Lift every line from the entries that includes the word "画一条比".
[start]
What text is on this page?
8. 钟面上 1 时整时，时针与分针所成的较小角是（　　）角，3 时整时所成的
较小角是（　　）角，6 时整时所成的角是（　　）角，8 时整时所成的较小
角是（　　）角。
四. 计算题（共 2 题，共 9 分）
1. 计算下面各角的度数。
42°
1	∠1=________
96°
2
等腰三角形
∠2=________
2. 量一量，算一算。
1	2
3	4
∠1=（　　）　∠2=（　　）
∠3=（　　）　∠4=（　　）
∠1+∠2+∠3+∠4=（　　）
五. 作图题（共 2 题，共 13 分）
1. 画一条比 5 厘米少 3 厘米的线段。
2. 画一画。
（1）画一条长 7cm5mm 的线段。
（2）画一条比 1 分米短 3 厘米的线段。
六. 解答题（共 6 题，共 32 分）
[end]
Exercise answer →
1. 画一条比 5 厘米少 3 厘米的线段。
（2）画一条比 1 分米短 3 厘米的线段。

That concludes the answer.